** Start Exercise input **

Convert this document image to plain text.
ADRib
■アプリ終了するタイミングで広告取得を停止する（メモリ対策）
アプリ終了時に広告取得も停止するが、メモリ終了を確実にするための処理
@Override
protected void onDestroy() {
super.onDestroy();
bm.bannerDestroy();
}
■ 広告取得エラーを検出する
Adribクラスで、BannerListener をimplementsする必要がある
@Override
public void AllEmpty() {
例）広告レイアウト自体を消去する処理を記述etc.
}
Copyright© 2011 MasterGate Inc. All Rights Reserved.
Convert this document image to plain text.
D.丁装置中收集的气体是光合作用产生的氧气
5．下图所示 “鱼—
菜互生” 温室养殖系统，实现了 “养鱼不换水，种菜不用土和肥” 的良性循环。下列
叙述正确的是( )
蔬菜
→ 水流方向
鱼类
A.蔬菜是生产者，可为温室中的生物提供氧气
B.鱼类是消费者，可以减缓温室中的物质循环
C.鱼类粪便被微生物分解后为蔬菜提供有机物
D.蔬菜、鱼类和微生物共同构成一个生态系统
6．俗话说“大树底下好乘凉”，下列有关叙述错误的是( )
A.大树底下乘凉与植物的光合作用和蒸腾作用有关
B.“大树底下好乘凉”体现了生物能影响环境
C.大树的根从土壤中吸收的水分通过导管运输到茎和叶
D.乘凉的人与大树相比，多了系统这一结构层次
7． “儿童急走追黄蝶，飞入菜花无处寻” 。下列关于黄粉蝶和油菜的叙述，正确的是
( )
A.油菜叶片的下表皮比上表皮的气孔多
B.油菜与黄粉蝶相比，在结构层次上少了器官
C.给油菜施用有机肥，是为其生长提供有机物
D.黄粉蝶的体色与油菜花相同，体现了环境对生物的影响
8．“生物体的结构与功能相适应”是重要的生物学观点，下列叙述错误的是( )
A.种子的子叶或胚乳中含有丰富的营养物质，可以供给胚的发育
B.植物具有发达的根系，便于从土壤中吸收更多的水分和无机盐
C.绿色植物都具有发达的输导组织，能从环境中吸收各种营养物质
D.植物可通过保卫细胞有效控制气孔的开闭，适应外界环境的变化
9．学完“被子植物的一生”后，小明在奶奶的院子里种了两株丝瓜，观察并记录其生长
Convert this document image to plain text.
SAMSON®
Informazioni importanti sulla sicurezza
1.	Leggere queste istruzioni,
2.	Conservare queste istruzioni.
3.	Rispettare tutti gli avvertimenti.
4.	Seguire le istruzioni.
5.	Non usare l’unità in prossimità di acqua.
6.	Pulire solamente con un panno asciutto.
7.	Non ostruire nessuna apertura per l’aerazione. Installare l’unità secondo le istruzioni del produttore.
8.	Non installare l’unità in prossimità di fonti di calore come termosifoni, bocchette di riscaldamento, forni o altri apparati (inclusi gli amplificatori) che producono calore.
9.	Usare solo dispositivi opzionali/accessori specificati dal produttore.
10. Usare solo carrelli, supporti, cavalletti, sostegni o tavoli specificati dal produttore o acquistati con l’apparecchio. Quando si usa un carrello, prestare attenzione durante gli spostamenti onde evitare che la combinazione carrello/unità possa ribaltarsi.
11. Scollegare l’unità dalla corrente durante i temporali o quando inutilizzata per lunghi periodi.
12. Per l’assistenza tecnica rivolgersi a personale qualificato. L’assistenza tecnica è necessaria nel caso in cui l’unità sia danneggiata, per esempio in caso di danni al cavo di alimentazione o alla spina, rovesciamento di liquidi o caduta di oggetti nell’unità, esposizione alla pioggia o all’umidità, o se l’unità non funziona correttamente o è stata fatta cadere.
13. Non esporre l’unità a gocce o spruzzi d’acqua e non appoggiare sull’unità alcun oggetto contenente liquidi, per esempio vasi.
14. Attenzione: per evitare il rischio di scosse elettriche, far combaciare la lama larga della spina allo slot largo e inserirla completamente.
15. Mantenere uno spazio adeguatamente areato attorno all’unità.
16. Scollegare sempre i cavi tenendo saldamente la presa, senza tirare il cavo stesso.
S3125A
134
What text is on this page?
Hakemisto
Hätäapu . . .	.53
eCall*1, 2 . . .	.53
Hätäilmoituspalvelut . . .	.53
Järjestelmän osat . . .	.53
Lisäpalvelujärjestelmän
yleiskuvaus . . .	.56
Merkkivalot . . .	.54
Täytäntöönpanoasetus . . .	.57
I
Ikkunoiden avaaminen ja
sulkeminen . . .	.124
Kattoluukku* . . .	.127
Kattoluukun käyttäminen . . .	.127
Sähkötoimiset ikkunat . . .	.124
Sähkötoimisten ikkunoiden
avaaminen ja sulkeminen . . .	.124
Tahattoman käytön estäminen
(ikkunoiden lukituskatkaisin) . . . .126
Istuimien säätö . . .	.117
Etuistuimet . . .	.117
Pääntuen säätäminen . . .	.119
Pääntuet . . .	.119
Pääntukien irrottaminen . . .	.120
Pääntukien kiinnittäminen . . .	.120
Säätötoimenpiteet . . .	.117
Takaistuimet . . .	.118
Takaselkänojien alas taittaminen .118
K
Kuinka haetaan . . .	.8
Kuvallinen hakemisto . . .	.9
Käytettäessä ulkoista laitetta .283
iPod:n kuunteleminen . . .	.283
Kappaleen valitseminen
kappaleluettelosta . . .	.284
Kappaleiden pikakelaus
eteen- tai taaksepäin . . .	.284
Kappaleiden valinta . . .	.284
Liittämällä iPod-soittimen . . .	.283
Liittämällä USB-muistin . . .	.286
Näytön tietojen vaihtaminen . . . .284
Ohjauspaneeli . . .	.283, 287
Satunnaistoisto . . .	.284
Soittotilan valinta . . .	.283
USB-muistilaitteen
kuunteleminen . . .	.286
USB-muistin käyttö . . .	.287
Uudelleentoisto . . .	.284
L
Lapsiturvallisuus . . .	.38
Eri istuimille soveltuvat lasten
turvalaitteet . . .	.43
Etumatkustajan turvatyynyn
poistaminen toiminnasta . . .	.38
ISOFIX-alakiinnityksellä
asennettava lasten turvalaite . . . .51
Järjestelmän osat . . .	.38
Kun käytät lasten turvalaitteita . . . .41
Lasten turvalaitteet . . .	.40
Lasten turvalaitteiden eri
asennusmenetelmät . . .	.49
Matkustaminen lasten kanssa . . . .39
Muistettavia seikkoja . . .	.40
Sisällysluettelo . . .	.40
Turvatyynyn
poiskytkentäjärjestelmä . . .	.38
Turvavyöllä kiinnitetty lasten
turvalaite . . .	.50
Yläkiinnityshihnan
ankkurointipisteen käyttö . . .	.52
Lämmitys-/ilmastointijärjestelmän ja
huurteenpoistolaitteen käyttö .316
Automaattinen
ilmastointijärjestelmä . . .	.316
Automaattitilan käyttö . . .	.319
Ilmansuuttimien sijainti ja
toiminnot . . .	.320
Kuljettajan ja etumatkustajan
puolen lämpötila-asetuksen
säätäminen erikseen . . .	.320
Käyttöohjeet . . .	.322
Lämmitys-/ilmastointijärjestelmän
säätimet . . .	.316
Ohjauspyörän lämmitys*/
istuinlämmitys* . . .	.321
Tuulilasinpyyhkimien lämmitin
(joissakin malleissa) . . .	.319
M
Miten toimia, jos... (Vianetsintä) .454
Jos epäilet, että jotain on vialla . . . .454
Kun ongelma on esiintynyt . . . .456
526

** End Exercise input **

Print again each line of the listing above, exactly as it appears.

- _Answer to the problem_:
Convert this document image to plain text.
ADRib
■アプリ終了するタイミングで広告取得を停止する（メモリ対策）
アプリ終了時に広告取得も停止するが、メモリ終了を確実にするための処理
@Override
protected void onDestroy() {
super.onDestroy();
bm.bannerDestroy();
}
■ 広告取得エラーを検出する
Adribクラスで、BannerListener をimplementsする必要がある
@Override
public void AllEmpty() {
例）広告レイアウト自体を消去する処理を記述etc.
}
Copyright© 2011 MasterGate Inc. All Rights Reserved.
Convert this document image to plain text.
D.丁装置中收集的气体是光合作用产生的氧气
5．下图所示 “鱼—
菜互生” 温室养殖系统，实现了 “养鱼不换水，种菜不用土和肥” 的良性循环。下列
叙述正确的是( )
蔬菜
→ 水流方向
鱼类
A.蔬菜是生产者，可为温室中的生物提供氧气
B.鱼类是消费者，可以减缓温室中的物质循环
C.鱼类粪便被微生物分解后为蔬菜提供有机物
D.蔬菜、鱼类和微生物共同构成一个生态系统
6．俗话说“大树底下好乘凉”，下列有关叙述错误的是( )
A.大树底下乘凉与植物的光合作用和蒸腾作用有关
B.“大树底下好乘凉”体现了生物能影响环境
C.大树的根从土壤中吸收的水分通过导管运输到茎和叶
D.乘凉的人与大树相比，多了系统这一结构层次
7． “儿童急走追黄蝶，飞入菜花无处寻” 。下列关于黄粉蝶和油菜的叙述，正确的是
( )
A.油菜叶片的下表皮比上表皮的气孔多
B.油菜与黄粉蝶相比，在结构层次上少了器官
C.给油菜施用有机肥，是为其生长提供有机物
D.黄粉蝶的体色与油菜花相同，体现了环境对生物的影响
8．“生物体的结构与功能相适应”是重要的生物学观点，下列叙述错误的是( )
A.种子的子叶或胚乳中含有丰富的营养物质，可以供给胚的发育
B.植物具有发达的根系，便于从土壤中吸收更多的水分和无机盐
C.绿色植物都具有发达的输导组织，能从环境中吸收各种营养物质
D.植物可通过保卫细胞有效控制气孔的开闭，适应外界环境的变化
9．学完“被子植物的一生”后，小明在奶奶的院子里种了两株丝瓜，观察并记录其生长
Convert this document image to plain text.
SAMSON®
Informazioni importanti sulla sicurezza
1.	Leggere queste istruzioni,
2.	Conservare queste istruzioni.
3.	Rispettare tutti gli avvertimenti.
4.	Seguire le istruzioni.
5.	Non usare l’unità in prossimità di acqua.
6.	Pulire solamente con un panno asciutto.
7.	Non ostruire nessuna apertura per l’aerazione. Installare l’unità secondo le istruzioni del produttore.
8.	Non installare l’unità in prossimità di fonti di calore come termosifoni, bocchette di riscaldamento, forni o altri apparati (inclusi gli amplificatori) che producono calore.
9.	Usare solo dispositivi opzionali/accessori specificati dal produttore.
10. Usare solo carrelli, supporti, cavalletti, sostegni o tavoli specificati dal produttore o acquistati con l’apparecchio. Quando si usa un carrello, prestare attenzione durante gli spostamenti onde evitare che la combinazione carrello/unità possa ribaltarsi.
11. Scollegare l’unità dalla corrente durante i temporali o quando inutilizzata per lunghi periodi.
12. Per l’assistenza tecnica rivolgersi a personale qualificato. L’assistenza tecnica è necessaria nel caso in cui l’unità sia danneggiata, per esempio in caso di danni al cavo di alimentazione o alla spina, rovesciamento di liquidi o caduta di oggetti nell’unità, esposizione alla pioggia o all’umidità, o se l’unità non funziona correttamente o è stata fatta cadere.
13. Non esporre l’unità a gocce o spruzzi d’acqua e non appoggiare sull’unità alcun oggetto contenente liquidi, per esempio vasi.
14. Attenzione: per evitare il rischio di scosse elettriche, far combaciare la lama larga della spina allo slot largo e inserirla completamente.
15. Mantenere uno spazio adeguatamente areato attorno all’unità.
16. Scollegare sempre i cavi tenendo saldamente la presa, senza tirare il cavo stesso.
S3125A
134
What text is on this page?
Hakemisto
Hätäapu . . .	.53
eCall*1, 2 . . .	.53
Hätäilmoituspalvelut . . .	.53
Järjestelmän osat . . .	.53
Lisäpalvelujärjestelmän
yleiskuvaus . . .	.56
Merkkivalot . . .	.54
Täytäntöönpanoasetus . . .	.57
I
Ikkunoiden avaaminen ja
sulkeminen . . .	.124
Kattoluukku* . . .	.127
Kattoluukun käyttäminen . . .	.127
Sähkötoimiset ikkunat . . .	.124
Sähkötoimisten ikkunoiden
avaaminen ja sulkeminen . . .	.124
Tahattoman käytön estäminen
(ikkunoiden lukituskatkaisin) . . . .126
Istuimien säätö . . .	.117
Etuistuimet . . .	.117
Pääntuen säätäminen . . .	.119
Pääntuet . . .	.119
Pääntukien irrottaminen . . .	.120
Pääntukien kiinnittäminen . . .	.120
Säätötoimenpiteet . . .	.117
Takaistuimet . . .	.118
Takaselkänojien alas taittaminen .118
K
Kuinka haetaan . . .	.8
Kuvallinen hakemisto . . .	.9
Käytettäessä ulkoista laitetta .283
iPod:n kuunteleminen . . .	.283
Kappaleen valitseminen
kappaleluettelosta . . .	.284
Kappaleiden pikakelaus
eteen- tai taaksepäin . . .	.284
Kappaleiden valinta . . .	.284
Liittämällä iPod-soittimen . . .	.283
Liittämällä USB-muistin . . .	.286
Näytön tietojen vaihtaminen . . . .284
Ohjauspaneeli . . .	.283, 287
Satunnaistoisto . . .	.284
Soittotilan valinta . . .	.283
USB-muistilaitteen
kuunteleminen . . .	.286
USB-muistin käyttö . . .	.287
Uudelleentoisto . . .	.284
L
Lapsiturvallisuus . . .	.38
Eri istuimille soveltuvat lasten
turvalaitteet . . .	.43
Etumatkustajan turvatyynyn
poistaminen toiminnasta . . .	.38
ISOFIX-alakiinnityksellä
asennettava lasten turvalaite . . . .51
Järjestelmän osat . . .	.38
Kun käytät lasten turvalaitteita . . . .41
Lasten turvalaitteet . . .	.40
Lasten turvalaitteiden eri
asennusmenetelmät . . .	.49
Matkustaminen lasten kanssa . . . .39
Muistettavia seikkoja . . .	.40
Sisällysluettelo . . .	.40
Turvatyynyn
poiskytkentäjärjestelmä . . .	.38
Turvavyöllä kiinnitetty lasten
turvalaite . . .	.50
Yläkiinnityshihnan
ankkurointipisteen käyttö . . .	.52
Lämmitys-/ilmastointijärjestelmän ja
huurteenpoistolaitteen käyttö .316
Automaattinen
ilmastointijärjestelmä . . .	.316
Automaattitilan käyttö . . .	.319
Ilmansuuttimien sijainti ja
toiminnot . . .	.320
Kuljettajan ja etumatkustajan
puolen lämpötila-asetuksen
säätäminen erikseen . . .	.320
Käyttöohjeet . . .	.322
Lämmitys-/ilmastointijärjestelmän
säätimet . . .	.316
Ohjauspyörän lämmitys*/
istuinlämmitys* . . .	.321
Tuulilasinpyyhkimien lämmitin
(joissakin malleissa) . . .	.319
M
Miten toimia, jos... (Vianetsintä) .454
Jos epäilet, että jotain on vialla . . . .454
Kun ongelma on esiintynyt . . . .456
526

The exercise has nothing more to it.